§ TASK DESCRIPTION: State how many lines in the listing below include the word "change", and add nothing besides the number.

BEGIN RECORD EXCERPTS

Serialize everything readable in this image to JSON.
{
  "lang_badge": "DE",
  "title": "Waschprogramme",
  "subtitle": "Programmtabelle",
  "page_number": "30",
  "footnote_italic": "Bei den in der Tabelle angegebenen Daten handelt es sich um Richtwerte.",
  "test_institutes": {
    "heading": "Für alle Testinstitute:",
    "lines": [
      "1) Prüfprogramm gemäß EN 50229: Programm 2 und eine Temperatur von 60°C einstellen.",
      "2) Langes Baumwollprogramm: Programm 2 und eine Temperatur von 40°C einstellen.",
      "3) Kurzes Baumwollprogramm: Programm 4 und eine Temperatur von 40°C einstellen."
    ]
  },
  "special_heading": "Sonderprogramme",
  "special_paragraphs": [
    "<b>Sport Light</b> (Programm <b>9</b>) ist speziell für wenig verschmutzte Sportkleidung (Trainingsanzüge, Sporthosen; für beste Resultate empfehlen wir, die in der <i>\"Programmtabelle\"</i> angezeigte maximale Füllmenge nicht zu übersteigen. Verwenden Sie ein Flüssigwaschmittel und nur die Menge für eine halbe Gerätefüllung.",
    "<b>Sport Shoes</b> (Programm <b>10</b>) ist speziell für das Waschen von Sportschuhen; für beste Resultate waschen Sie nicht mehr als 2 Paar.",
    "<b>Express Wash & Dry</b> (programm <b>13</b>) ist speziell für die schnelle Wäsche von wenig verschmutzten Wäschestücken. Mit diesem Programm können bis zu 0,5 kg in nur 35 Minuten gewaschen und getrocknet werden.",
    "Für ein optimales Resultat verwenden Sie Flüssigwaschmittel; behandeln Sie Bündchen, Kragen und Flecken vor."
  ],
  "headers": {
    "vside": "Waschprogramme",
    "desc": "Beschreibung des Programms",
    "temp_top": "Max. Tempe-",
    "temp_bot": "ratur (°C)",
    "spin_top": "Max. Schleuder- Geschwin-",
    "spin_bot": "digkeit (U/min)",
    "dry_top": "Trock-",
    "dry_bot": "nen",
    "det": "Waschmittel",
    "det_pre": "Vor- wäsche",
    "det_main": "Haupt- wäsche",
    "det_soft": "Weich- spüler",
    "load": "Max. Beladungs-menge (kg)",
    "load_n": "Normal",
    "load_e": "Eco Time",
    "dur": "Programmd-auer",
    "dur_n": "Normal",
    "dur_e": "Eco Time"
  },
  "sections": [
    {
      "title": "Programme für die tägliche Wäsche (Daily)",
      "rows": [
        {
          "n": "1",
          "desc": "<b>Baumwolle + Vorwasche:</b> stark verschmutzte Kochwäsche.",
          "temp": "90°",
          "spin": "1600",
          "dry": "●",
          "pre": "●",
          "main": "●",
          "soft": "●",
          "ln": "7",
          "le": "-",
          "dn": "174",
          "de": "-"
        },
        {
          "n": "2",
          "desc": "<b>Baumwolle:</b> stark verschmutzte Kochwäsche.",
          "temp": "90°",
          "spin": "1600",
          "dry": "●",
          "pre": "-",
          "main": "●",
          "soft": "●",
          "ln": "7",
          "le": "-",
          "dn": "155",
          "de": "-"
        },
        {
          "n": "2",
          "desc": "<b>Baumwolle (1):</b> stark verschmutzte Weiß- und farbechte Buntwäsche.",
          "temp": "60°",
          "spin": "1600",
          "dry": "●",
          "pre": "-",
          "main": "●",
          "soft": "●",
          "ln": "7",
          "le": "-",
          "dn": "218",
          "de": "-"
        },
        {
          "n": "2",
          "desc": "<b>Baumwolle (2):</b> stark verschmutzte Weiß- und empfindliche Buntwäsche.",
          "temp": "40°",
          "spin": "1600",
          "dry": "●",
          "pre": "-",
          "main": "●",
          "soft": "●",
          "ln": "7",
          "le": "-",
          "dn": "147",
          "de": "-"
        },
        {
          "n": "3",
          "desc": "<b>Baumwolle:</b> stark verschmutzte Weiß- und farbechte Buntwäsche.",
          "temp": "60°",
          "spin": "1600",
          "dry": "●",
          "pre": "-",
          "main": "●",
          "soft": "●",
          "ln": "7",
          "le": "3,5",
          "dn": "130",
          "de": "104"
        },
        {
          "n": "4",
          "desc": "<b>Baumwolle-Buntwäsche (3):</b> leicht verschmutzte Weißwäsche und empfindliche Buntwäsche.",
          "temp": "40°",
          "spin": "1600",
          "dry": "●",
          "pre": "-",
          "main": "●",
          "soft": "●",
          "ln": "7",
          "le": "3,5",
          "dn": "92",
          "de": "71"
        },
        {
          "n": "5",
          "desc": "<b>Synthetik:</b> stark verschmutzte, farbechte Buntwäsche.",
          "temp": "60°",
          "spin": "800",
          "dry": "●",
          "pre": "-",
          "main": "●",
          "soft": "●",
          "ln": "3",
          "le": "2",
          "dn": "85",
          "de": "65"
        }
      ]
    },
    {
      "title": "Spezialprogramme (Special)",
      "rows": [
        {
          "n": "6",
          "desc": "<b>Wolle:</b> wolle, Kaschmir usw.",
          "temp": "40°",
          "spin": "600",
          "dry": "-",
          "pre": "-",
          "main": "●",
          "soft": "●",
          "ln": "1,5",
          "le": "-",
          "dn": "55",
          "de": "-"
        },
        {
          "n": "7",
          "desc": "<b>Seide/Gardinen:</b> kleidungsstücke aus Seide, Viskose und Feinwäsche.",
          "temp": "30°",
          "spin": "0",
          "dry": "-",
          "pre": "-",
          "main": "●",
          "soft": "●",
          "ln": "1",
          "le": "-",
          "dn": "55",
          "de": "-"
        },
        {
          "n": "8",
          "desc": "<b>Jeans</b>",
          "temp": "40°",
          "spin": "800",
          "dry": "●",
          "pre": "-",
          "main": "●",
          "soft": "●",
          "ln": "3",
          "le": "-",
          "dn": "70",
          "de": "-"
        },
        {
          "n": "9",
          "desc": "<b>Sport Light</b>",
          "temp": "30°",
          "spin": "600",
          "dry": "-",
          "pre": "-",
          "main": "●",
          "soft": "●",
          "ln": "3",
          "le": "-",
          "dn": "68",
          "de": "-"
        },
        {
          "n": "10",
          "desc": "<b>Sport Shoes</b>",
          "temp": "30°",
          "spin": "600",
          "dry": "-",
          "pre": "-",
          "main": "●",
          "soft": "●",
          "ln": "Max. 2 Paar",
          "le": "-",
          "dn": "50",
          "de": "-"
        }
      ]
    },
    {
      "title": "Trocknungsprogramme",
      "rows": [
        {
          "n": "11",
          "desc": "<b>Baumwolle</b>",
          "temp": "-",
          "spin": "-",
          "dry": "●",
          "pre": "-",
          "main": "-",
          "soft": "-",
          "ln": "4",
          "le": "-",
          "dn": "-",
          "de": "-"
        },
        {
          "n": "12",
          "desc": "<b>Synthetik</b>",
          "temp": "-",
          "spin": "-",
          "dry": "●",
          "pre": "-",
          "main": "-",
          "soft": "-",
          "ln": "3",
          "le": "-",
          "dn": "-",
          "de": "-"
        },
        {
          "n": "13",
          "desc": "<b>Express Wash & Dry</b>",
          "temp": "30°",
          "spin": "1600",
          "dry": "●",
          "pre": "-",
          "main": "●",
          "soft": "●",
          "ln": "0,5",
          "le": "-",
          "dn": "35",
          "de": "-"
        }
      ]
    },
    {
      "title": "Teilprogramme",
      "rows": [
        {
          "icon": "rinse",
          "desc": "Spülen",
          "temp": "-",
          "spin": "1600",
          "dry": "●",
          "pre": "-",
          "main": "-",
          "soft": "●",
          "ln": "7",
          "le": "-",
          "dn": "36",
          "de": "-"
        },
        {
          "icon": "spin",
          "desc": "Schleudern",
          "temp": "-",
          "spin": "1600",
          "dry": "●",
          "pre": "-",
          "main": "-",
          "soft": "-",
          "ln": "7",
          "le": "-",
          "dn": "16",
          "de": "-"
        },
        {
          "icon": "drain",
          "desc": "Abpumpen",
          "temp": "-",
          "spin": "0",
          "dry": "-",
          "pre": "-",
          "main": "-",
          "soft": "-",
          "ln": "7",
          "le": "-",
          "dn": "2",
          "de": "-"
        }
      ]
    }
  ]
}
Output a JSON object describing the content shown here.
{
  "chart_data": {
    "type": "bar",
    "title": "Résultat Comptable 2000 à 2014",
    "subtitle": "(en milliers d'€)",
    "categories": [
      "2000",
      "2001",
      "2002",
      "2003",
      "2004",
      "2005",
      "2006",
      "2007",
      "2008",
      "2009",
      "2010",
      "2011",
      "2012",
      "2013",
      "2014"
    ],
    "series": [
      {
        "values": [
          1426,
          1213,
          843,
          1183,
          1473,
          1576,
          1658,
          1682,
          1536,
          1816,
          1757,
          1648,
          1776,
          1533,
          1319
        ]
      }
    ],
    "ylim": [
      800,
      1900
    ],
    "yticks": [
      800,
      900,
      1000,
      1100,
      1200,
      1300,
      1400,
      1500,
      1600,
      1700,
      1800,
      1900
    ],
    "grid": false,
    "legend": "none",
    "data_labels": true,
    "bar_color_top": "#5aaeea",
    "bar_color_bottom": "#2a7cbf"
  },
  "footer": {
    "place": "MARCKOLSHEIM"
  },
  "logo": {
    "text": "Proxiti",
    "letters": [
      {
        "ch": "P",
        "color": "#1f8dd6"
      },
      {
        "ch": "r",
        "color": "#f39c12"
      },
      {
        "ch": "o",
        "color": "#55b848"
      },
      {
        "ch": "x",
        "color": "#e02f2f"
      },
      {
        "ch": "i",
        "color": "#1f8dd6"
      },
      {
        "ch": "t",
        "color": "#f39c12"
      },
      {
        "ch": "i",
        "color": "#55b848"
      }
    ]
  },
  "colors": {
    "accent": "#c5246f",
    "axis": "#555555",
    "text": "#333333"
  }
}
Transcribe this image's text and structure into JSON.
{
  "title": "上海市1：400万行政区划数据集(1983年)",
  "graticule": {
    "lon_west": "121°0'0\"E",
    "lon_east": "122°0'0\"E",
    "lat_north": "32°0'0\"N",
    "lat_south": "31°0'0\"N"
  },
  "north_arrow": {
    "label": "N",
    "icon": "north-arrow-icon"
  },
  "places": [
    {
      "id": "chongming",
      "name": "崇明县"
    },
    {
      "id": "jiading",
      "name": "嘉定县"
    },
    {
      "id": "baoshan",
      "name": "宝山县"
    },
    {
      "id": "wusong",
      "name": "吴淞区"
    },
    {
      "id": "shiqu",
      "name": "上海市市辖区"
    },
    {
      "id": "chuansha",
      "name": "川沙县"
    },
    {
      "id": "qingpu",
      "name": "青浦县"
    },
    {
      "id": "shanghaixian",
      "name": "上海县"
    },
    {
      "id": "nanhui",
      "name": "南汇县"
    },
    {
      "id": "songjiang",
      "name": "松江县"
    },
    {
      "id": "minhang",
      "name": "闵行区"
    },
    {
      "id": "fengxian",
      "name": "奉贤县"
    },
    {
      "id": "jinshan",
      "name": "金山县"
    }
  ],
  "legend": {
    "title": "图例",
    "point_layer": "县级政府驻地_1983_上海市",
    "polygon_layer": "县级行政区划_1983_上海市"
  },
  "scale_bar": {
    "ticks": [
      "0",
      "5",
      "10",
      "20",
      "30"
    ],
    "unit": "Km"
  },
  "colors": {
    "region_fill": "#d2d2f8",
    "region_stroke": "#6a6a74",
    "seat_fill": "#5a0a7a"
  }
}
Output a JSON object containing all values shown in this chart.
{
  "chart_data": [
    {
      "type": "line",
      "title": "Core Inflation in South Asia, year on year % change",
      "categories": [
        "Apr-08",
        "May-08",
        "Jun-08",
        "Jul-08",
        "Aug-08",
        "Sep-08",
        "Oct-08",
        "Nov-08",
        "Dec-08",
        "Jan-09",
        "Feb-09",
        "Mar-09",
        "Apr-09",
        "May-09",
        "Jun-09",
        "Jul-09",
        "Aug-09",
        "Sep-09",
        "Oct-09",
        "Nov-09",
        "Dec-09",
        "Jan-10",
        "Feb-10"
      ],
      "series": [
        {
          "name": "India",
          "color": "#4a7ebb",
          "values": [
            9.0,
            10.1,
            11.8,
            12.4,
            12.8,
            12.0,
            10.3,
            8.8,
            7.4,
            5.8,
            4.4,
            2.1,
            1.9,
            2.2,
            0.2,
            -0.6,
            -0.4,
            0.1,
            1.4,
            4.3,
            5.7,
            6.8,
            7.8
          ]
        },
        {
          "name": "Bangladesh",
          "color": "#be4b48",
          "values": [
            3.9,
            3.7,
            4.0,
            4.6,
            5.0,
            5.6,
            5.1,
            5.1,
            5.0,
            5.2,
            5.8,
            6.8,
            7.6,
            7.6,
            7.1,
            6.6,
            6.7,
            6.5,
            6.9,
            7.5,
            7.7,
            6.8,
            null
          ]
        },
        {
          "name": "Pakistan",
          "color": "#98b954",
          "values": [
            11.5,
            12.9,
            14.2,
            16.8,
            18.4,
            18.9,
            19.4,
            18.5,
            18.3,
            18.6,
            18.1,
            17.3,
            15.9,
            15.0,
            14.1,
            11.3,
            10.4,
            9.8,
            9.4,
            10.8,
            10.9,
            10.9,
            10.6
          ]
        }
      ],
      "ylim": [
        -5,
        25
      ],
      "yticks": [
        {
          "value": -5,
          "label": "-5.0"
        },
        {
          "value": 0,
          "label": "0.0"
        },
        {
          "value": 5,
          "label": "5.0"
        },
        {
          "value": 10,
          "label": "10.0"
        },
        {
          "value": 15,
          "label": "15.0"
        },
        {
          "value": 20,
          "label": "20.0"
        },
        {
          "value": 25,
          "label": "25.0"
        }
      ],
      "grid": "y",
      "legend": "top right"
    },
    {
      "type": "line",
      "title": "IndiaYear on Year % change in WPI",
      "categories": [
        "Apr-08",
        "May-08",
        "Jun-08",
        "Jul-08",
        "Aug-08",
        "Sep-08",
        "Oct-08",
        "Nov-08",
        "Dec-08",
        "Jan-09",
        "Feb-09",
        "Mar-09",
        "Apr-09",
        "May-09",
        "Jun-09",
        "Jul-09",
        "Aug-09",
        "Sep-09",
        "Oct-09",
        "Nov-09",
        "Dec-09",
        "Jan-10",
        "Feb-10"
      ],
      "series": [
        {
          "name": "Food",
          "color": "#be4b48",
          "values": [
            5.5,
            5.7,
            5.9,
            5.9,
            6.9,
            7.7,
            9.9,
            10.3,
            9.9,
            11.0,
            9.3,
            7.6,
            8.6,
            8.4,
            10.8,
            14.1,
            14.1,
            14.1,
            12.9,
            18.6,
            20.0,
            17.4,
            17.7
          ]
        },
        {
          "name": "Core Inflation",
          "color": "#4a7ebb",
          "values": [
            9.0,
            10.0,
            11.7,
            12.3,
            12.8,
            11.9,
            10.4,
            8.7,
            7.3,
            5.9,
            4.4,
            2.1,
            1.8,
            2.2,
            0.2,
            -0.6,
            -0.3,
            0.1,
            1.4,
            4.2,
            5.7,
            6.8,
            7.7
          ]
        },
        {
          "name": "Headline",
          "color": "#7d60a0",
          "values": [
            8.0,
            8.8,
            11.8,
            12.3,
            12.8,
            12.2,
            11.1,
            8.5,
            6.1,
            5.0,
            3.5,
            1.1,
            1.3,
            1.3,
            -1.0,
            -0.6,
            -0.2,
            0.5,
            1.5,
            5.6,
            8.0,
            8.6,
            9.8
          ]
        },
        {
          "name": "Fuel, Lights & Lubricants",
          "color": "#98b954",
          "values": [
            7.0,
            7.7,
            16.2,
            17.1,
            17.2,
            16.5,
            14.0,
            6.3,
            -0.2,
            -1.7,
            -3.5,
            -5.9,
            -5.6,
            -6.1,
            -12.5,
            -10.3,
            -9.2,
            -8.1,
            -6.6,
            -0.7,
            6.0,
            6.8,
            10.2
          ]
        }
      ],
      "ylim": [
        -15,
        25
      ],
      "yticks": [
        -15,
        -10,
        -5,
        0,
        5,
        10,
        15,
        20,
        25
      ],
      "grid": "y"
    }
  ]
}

END RECORD EXCERPTS

§ EXERCISE SOLUTION: 2